- _EXERCISE GOAL_
Pull out every line below containing the word "JSON".

- _DATA FOR PROCESSING_
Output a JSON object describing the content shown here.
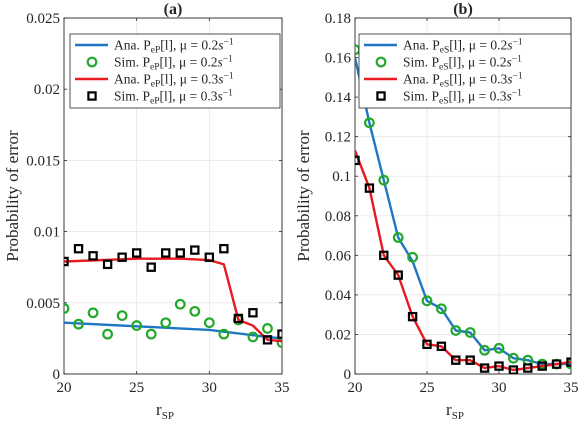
{
  "chart_data": [
    {
      "type": "line",
      "title": "(a)",
      "xlabel": "r",
      "xlabel_sub": "SP",
      "ylabel": "Probability of error",
      "xlim": [
        20,
        35
      ],
      "ylim": [
        0,
        0.025
      ],
      "xticks": [
        20,
        25,
        30,
        35
      ],
      "xtick_labels": [
        "20",
        "25",
        "30",
        "35"
      ],
      "yticks": [
        0,
        0.005,
        0.01,
        0.015,
        0.02,
        0.025
      ],
      "ytick_labels": [
        "0",
        "0.005",
        "0.01",
        "0.015",
        "0.02",
        "0.025"
      ],
      "grid": true,
      "legend_position": "top-right",
      "series": [
        {
          "name": "Ana. PeP[l], μ = 0.2s^-1",
          "legend": {
            "prefix": "Ana.",
            "P": "P",
            "sub": "eP",
            "idx": "[l], μ = 0.2",
            "unit": "s",
            "sup": "−1"
          },
          "kind": "line",
          "color": "#1f77c4",
          "x": [
            20,
            30,
            34,
            35
          ],
          "y": [
            0.0036,
            0.0031,
            0.0026,
            0.0025
          ]
        },
        {
          "name": "Sim. PeP[l], μ = 0.2s^-1",
          "legend": {
            "prefix": "Sim.",
            "P": "P",
            "sub": "eP",
            "idx": "[l], μ = 0.2",
            "unit": "s",
            "sup": "−1"
          },
          "kind": "marker",
          "marker": "circle",
          "color": "#22a82a",
          "x": [
            20,
            21,
            22,
            23,
            24,
            25,
            26,
            27,
            28,
            29,
            30,
            31,
            32,
            33,
            34,
            35
          ],
          "y": [
            0.0046,
            0.0035,
            0.0043,
            0.0028,
            0.0041,
            0.0034,
            0.0028,
            0.0036,
            0.0049,
            0.0044,
            0.0036,
            0.0028,
            0.0038,
            0.0026,
            0.0032,
            0.0022
          ]
        },
        {
          "name": "Ana. PeP[l], μ = 0.3s^-1",
          "legend": {
            "prefix": "Ana.",
            "P": "P",
            "sub": "eP",
            "idx": "[l], μ = 0.3",
            "unit": "s",
            "sup": "−1"
          },
          "kind": "line",
          "color": "#e8191f",
          "x": [
            20,
            25,
            28,
            30,
            31,
            32,
            33,
            34,
            35
          ],
          "y": [
            0.0079,
            0.0081,
            0.0081,
            0.008,
            0.0077,
            0.0038,
            0.0034,
            0.0024,
            0.0023
          ]
        },
        {
          "name": "Sim. PeP[l], μ = 0.3s^-1",
          "legend": {
            "prefix": "Sim.",
            "P": "P",
            "sub": "eP",
            "idx": "[l], μ = 0.3",
            "unit": "s",
            "sup": "−1"
          },
          "kind": "marker",
          "marker": "square",
          "color": "#000000",
          "x": [
            20,
            21,
            22,
            23,
            24,
            25,
            26,
            27,
            28,
            29,
            30,
            31,
            32,
            33,
            34,
            35
          ],
          "y": [
            0.0079,
            0.0088,
            0.0083,
            0.0077,
            0.0082,
            0.0085,
            0.0075,
            0.0085,
            0.0085,
            0.0087,
            0.0082,
            0.0088,
            0.0039,
            0.0043,
            0.0024,
            0.0028
          ]
        }
      ]
    },
    {
      "type": "line",
      "title": "(b)",
      "xlabel": "r",
      "xlabel_sub": "SP",
      "ylabel": "Probability of error",
      "xlim": [
        20,
        35
      ],
      "ylim": [
        0,
        0.18
      ],
      "xticks": [
        20,
        25,
        30,
        35
      ],
      "xtick_labels": [
        "20",
        "25",
        "30",
        "35"
      ],
      "yticks": [
        0,
        0.02,
        0.04,
        0.06,
        0.08,
        0.1,
        0.12,
        0.14,
        0.16,
        0.18
      ],
      "ytick_labels": [
        "0",
        "0.02",
        "0.04",
        "0.06",
        "0.08",
        "0.1",
        "0.12",
        "0.14",
        "0.16",
        "0.18"
      ],
      "grid": true,
      "legend_position": "top-right",
      "series": [
        {
          "name": "Ana. PeS[l], μ = 0.2s^-1",
          "legend": {
            "prefix": "Ana.",
            "P": "P",
            "sub": "eS",
            "idx": "[l], μ = 0.2",
            "unit": "s",
            "sup": "−1"
          },
          "kind": "line",
          "color": "#1f77c4",
          "x": [
            20,
            21,
            22,
            23,
            24,
            25,
            26,
            27,
            28,
            29,
            30,
            31,
            32,
            33,
            34,
            35
          ],
          "y": [
            0.16,
            0.127,
            0.098,
            0.069,
            0.057,
            0.037,
            0.033,
            0.022,
            0.021,
            0.012,
            0.013,
            0.008,
            0.007,
            0.005,
            0.005,
            0.005
          ]
        },
        {
          "name": "Sim. PeS[l], μ = 0.2s^-1",
          "legend": {
            "prefix": "Sim.",
            "P": "P",
            "sub": "eS",
            "idx": "[l], μ = 0.2",
            "unit": "s",
            "sup": "−1"
          },
          "kind": "marker",
          "marker": "circle",
          "color": "#22a82a",
          "x": [
            20,
            21,
            22,
            23,
            24,
            25,
            26,
            27,
            28,
            29,
            30,
            31,
            32,
            33,
            34,
            35
          ],
          "y": [
            0.164,
            0.127,
            0.098,
            0.069,
            0.059,
            0.037,
            0.033,
            0.022,
            0.021,
            0.012,
            0.013,
            0.008,
            0.007,
            0.005,
            0.005,
            0.005
          ]
        },
        {
          "name": "Ana. PeS[l], μ = 0.3s^-1",
          "legend": {
            "prefix": "Ana.",
            "P": "P",
            "sub": "eS",
            "idx": "[l], μ = 0.3",
            "unit": "s",
            "sup": "−1"
          },
          "kind": "line",
          "color": "#e8191f",
          "x": [
            20,
            21,
            22,
            23,
            24,
            25,
            26,
            27,
            28,
            29,
            30,
            31,
            32,
            33,
            34,
            35
          ],
          "y": [
            0.113,
            0.094,
            0.06,
            0.05,
            0.029,
            0.015,
            0.014,
            0.007,
            0.007,
            0.003,
            0.004,
            0.002,
            0.003,
            0.004,
            0.005,
            0.006
          ]
        },
        {
          "name": "Sim. PeS[l], μ = 0.3s^-1",
          "legend": {
            "prefix": "Sim.",
            "P": "P",
            "sub": "eS",
            "idx": "[l], μ = 0.3",
            "unit": "s",
            "sup": "−1"
          },
          "kind": "marker",
          "marker": "square",
          "color": "#000000",
          "x": [
            20,
            21,
            22,
            23,
            24,
            25,
            26,
            27,
            28,
            29,
            30,
            31,
            32,
            33,
            34,
            35
          ],
          "y": [
            0.108,
            0.094,
            0.06,
            0.05,
            0.029,
            0.015,
            0.014,
            0.007,
            0.007,
            0.003,
            0.004,
            0.002,
            0.003,
            0.004,
            0.005,
            0.006
          ]
        }
      ]
    }
  ]
}
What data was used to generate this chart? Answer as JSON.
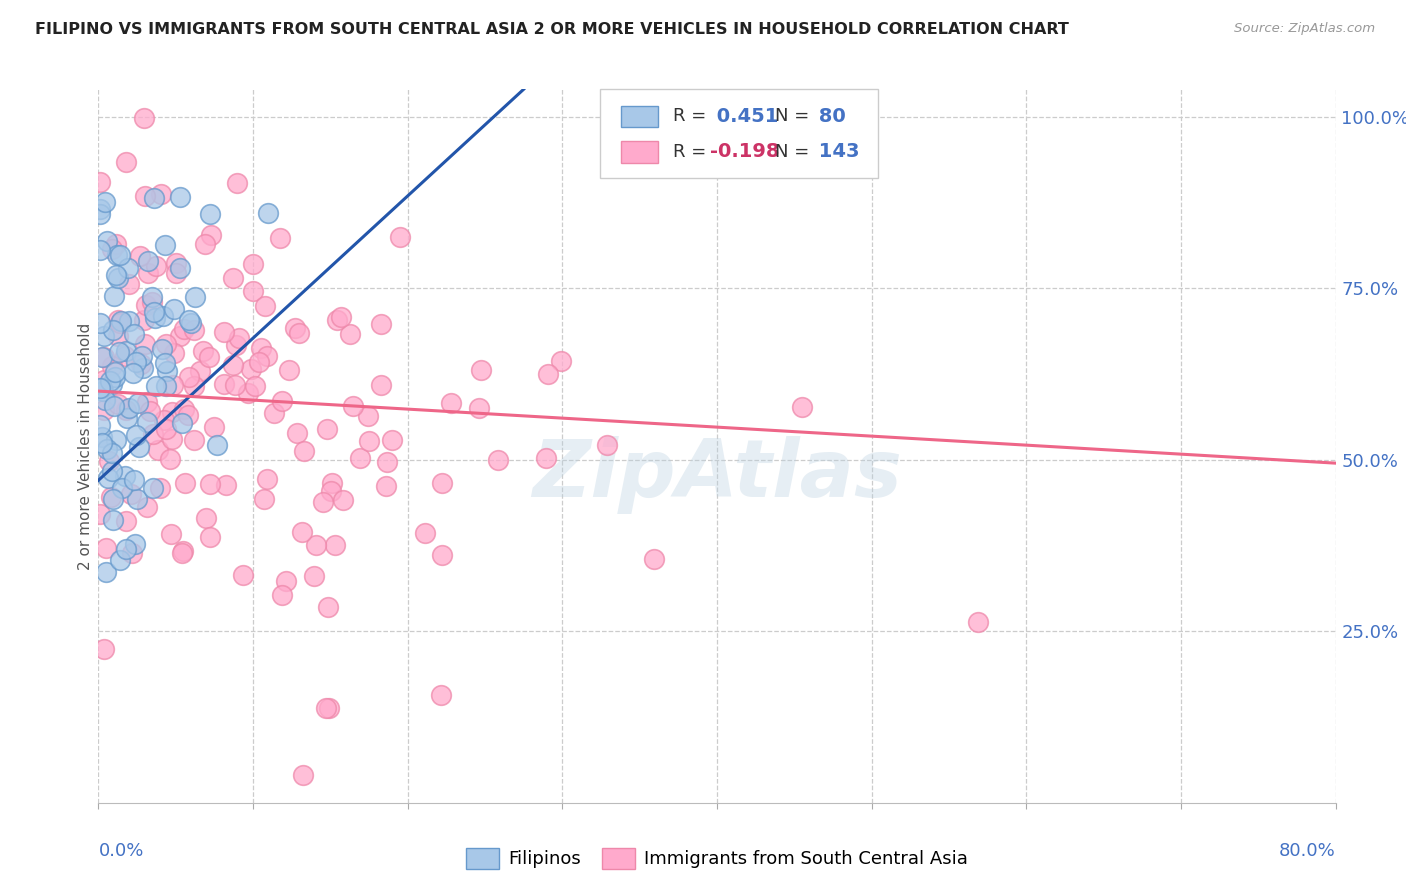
{
  "title": "FILIPINO VS IMMIGRANTS FROM SOUTH CENTRAL ASIA 2 OR MORE VEHICLES IN HOUSEHOLD CORRELATION CHART",
  "source": "Source: ZipAtlas.com",
  "ylabel": "2 or more Vehicles in Household",
  "xmin": 0.0,
  "xmax": 0.8,
  "ymin": 0.0,
  "ymax": 1.04,
  "R_blue": 0.451,
  "N_blue": 80,
  "R_pink": -0.198,
  "N_pink": 143,
  "blue_color": "#a8c8e8",
  "blue_edge": "#6699cc",
  "pink_color": "#ffaacc",
  "pink_edge": "#ee88aa",
  "blue_line_color": "#2255aa",
  "pink_line_color": "#ee6688",
  "legend_label_blue": "Filipinos",
  "legend_label_pink": "Immigrants from South Central Asia",
  "watermark": "ZipAtlas",
  "background_color": "#ffffff",
  "grid_color": "#cccccc",
  "title_color": "#222222",
  "axis_label_color": "#4472c4",
  "legend_R_color_blue": "#4472c4",
  "legend_R_color_pink": "#cc3366",
  "legend_N_color": "#4472c4",
  "seed": 42,
  "blue_line_x0": 0.0,
  "blue_line_y0": 0.47,
  "blue_line_x1": 0.275,
  "blue_line_y1": 1.04,
  "pink_line_x0": 0.0,
  "pink_line_x1": 0.8,
  "pink_line_y0": 0.6,
  "pink_line_y1": 0.495
}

- _CORRECT RESPONSE_
Output a JSON object describing the content shown here.
What data was used to generate this chart? Answer as JSON.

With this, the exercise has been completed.